**** Supplied records

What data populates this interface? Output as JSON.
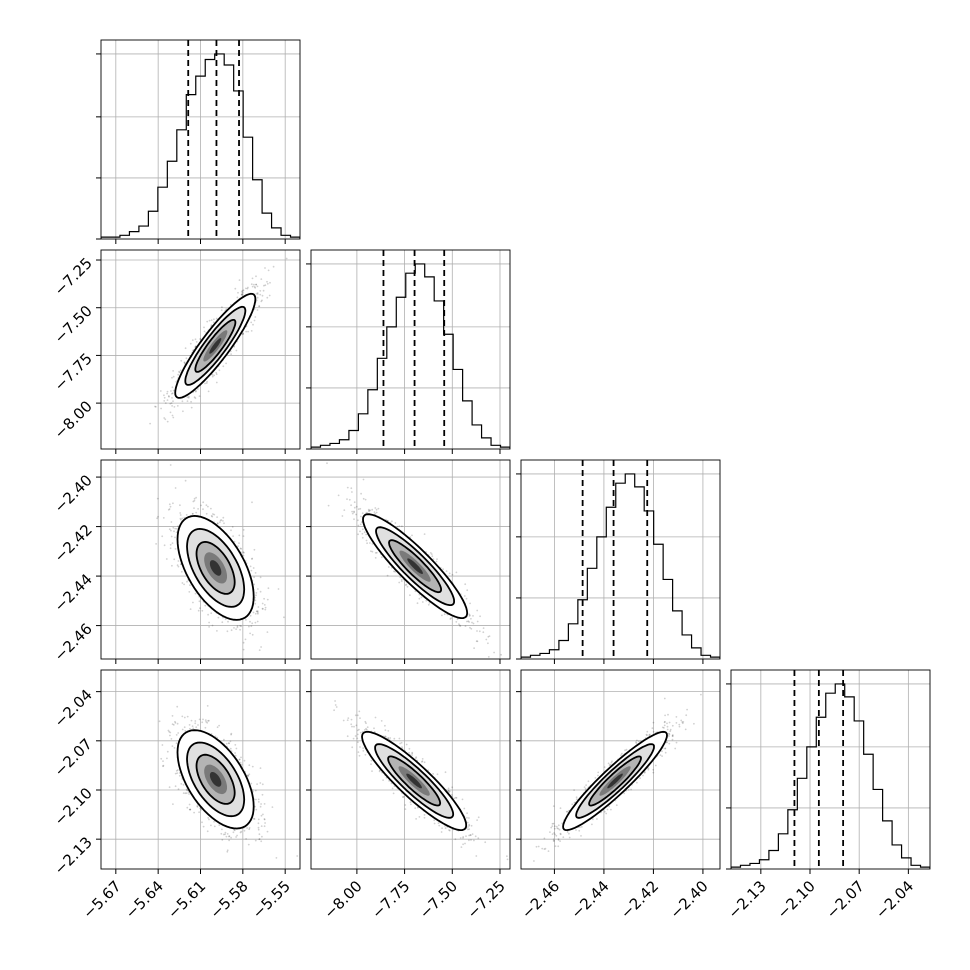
{
  "chart_data": {
    "type": "corner",
    "parameters": [
      {
        "ticks": [
          -5.67,
          -5.64,
          -5.61,
          -5.58,
          -5.55
        ],
        "tick_labels": [
          "−5.67",
          "−5.64",
          "−5.61",
          "−5.58",
          "−5.55"
        ],
        "range": [
          -5.6805,
          -5.5395
        ],
        "quantiles": [
          -5.6187,
          -5.5987,
          -5.5827
        ],
        "hist": [
          0.01,
          0.01,
          0.02,
          0.04,
          0.07,
          0.15,
          0.28,
          0.42,
          0.59,
          0.78,
          0.88,
          0.97,
          1.0,
          0.94,
          0.8,
          0.55,
          0.32,
          0.14,
          0.06,
          0.02,
          0.01
        ]
      },
      {
        "ticks": [
          -8.0,
          -7.75,
          -7.5,
          -7.25
        ],
        "tick_labels": [
          "−8.00",
          "−7.75",
          "−7.50",
          "−7.25"
        ],
        "range": [
          -8.2405,
          -7.1975
        ],
        "quantiles": [
          -7.8607,
          -7.6977,
          -7.5423
        ],
        "hist": [
          0.01,
          0.02,
          0.03,
          0.05,
          0.1,
          0.19,
          0.32,
          0.49,
          0.66,
          0.82,
          0.95,
          1.0,
          0.93,
          0.8,
          0.62,
          0.43,
          0.26,
          0.13,
          0.06,
          0.02,
          0.01
        ]
      },
      {
        "ticks": [
          -2.46,
          -2.44,
          -2.42,
          -2.4
        ],
        "tick_labels": [
          "−2.46",
          "−2.44",
          "−2.42",
          "−2.40"
        ],
        "range": [
          -2.4735,
          -2.3931
        ],
        "quantiles": [
          -2.4486,
          -2.4361,
          -2.4225
        ],
        "hist": [
          0.01,
          0.02,
          0.03,
          0.05,
          0.1,
          0.19,
          0.32,
          0.49,
          0.66,
          0.82,
          0.95,
          1.0,
          0.93,
          0.8,
          0.62,
          0.43,
          0.26,
          0.13,
          0.06,
          0.02,
          0.01
        ]
      },
      {
        "ticks": [
          -2.13,
          -2.1,
          -2.07,
          -2.04
        ],
        "tick_labels": [
          "−2.13",
          "−2.10",
          "−2.07",
          "−2.04"
        ],
        "range": [
          -2.1482,
          -2.0268
        ],
        "quantiles": [
          -2.1095,
          -2.0946,
          -2.0798
        ],
        "hist": [
          0.01,
          0.02,
          0.03,
          0.05,
          0.1,
          0.19,
          0.32,
          0.49,
          0.66,
          0.82,
          0.95,
          1.0,
          0.93,
          0.8,
          0.62,
          0.43,
          0.26,
          0.13,
          0.06,
          0.02,
          0.01
        ]
      }
    ],
    "pairs": [
      {
        "x": 0,
        "y": 1,
        "mean": [
          -5.5995,
          -7.7
        ],
        "sigma": [
          0.0142,
          0.1365
        ],
        "rho": 0.9
      },
      {
        "x": 0,
        "y": 2,
        "mean": [
          -5.5993,
          -2.4367
        ],
        "sigma": [
          0.0135,
          0.0105
        ],
        "rho": -0.55
      },
      {
        "x": 1,
        "y": 2,
        "mean": [
          -7.695,
          -2.436
        ],
        "sigma": [
          0.1365,
          0.0105
        ],
        "rho": -0.9
      },
      {
        "x": 0,
        "y": 3,
        "mean": [
          -5.5993,
          -2.0935
        ],
        "sigma": [
          0.0135,
          0.015
        ],
        "rho": -0.55
      },
      {
        "x": 1,
        "y": 3,
        "mean": [
          -7.7,
          -2.0945
        ],
        "sigma": [
          0.1365,
          0.015
        ],
        "rho": -0.9
      },
      {
        "x": 2,
        "y": 3,
        "mean": [
          -2.4355,
          -2.0945
        ],
        "sigma": [
          0.0105,
          0.015
        ],
        "rho": 0.93
      }
    ],
    "contour_levels_sigma": [
      1,
      1.5,
      2
    ],
    "grid": true,
    "colors": {
      "line": "#000000",
      "points": "#000000",
      "grid": "#b0b0b0"
    }
  }
}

********

Each line of the material must be retyped exactly, except that images are omitted.

In response:
What data populates this interface? Output as JSON.
{
  "chart_data": {
    "type": "corner",
    "parameters": [
      {
        "ticks": [
          -5.67,
          -5.64,
          -5.61,
          -5.58,
          -5.55
        ],
        "tick_labels": [
          "−5.67",
          "−5.64",
          "−5.61",
          "−5.58",
          "−5.55"
        ],
        "range": [
          -5.6805,
          -5.5395
        ],
        "quantiles": [
          -5.6187,
          -5.5987,
          -5.5827
        ],
        "hist": [
          0.01,
          0.01,
          0.02,
          0.04,
          0.07,
          0.15,
          0.28,
          0.42,
          0.59,
          0.78,
          0.88,
          0.97,
          1.0,
          0.94,
          0.8,
          0.55,
          0.32,
          0.14,
          0.06,
          0.02,
          0.01
        ]
      },
      {
        "ticks": [
          -8.0,
          -7.75,
          -7.5,
          -7.25
        ],
        "tick_labels": [
          "−8.00",
          "−7.75",
          "−7.50",
          "−7.25"
        ],
        "range": [
          -8.2405,
          -7.1975
        ],
        "quantiles": [
          -7.8607,
          -7.6977,
          -7.5423
        ],
        "hist": [
          0.01,
          0.02,
          0.03,
          0.05,
          0.1,
          0.19,
          0.32,
          0.49,
          0.66,
          0.82,
          0.95,
          1.0,
          0.93,
          0.8,
          0.62,
          0.43,
          0.26,
          0.13,
          0.06,
          0.02,
          0.01
        ]
      },
      {
        "ticks": [
          -2.46,
          -2.44,
          -2.42,
          -2.4
        ],
        "tick_labels": [
          "−2.46",
          "−2.44",
          "−2.42",
          "−2.40"
        ],
        "range": [
          -2.4735,
          -2.3931
        ],
        "quantiles": [
          -2.4486,
          -2.4361,
          -2.4225
        ],
        "hist": [
          0.01,
          0.02,
          0.03,
          0.05,
          0.1,
          0.19,
          0.32,
          0.49,
          0.66,
          0.82,
          0.95,
          1.0,
          0.93,
          0.8,
          0.62,
          0.43,
          0.26,
          0.13,
          0.06,
          0.02,
          0.01
        ]
      },
      {
        "ticks": [
          -2.13,
          -2.1,
          -2.07,
          -2.04
        ],
        "tick_labels": [
          "−2.13",
          "−2.10",
          "−2.07",
          "−2.04"
        ],
        "range": [
          -2.1482,
          -2.0268
        ],
        "quantiles": [
          -2.1095,
          -2.0946,
          -2.0798
        ],
        "hist": [
          0.01,
          0.02,
          0.03,
          0.05,
          0.1,
          0.19,
          0.32,
          0.49,
          0.66,
          0.82,
          0.95,
          1.0,
          0.93,
          0.8,
          0.62,
          0.43,
          0.26,
          0.13,
          0.06,
          0.02,
          0.01
        ]
      }
    ],
    "pairs": [
      {
        "x": 0,
        "y": 1,
        "mean": [
          -5.5995,
          -7.7
        ],
        "sigma": [
          0.0142,
          0.1365
        ],
        "rho": 0.9
      },
      {
        "x": 0,
        "y": 2,
        "mean": [
          -5.5993,
          -2.4367
        ],
        "sigma": [
          0.0135,
          0.0105
        ],
        "rho": -0.55
      },
      {
        "x": 1,
        "y": 2,
        "mean": [
          -7.695,
          -2.436
        ],
        "sigma": [
          0.1365,
          0.0105
        ],
        "rho": -0.9
      },
      {
        "x": 0,
        "y": 3,
        "mean": [
          -5.5993,
          -2.0935
        ],
        "sigma": [
          0.0135,
          0.015
        ],
        "rho": -0.55
      },
      {
        "x": 1,
        "y": 3,
        "mean": [
          -7.7,
          -2.0945
        ],
        "sigma": [
          0.1365,
          0.015
        ],
        "rho": -0.9
      },
      {
        "x": 2,
        "y": 3,
        "mean": [
          -2.4355,
          -2.0945
        ],
        "sigma": [
          0.0105,
          0.015
        ],
        "rho": 0.93
      }
    ],
    "contour_levels_sigma": [
      1,
      1.5,
      2
    ],
    "grid": true,
    "colors": {
      "line": "#000000",
      "points": "#000000",
      "grid": "#b0b0b0"
    }
  }
}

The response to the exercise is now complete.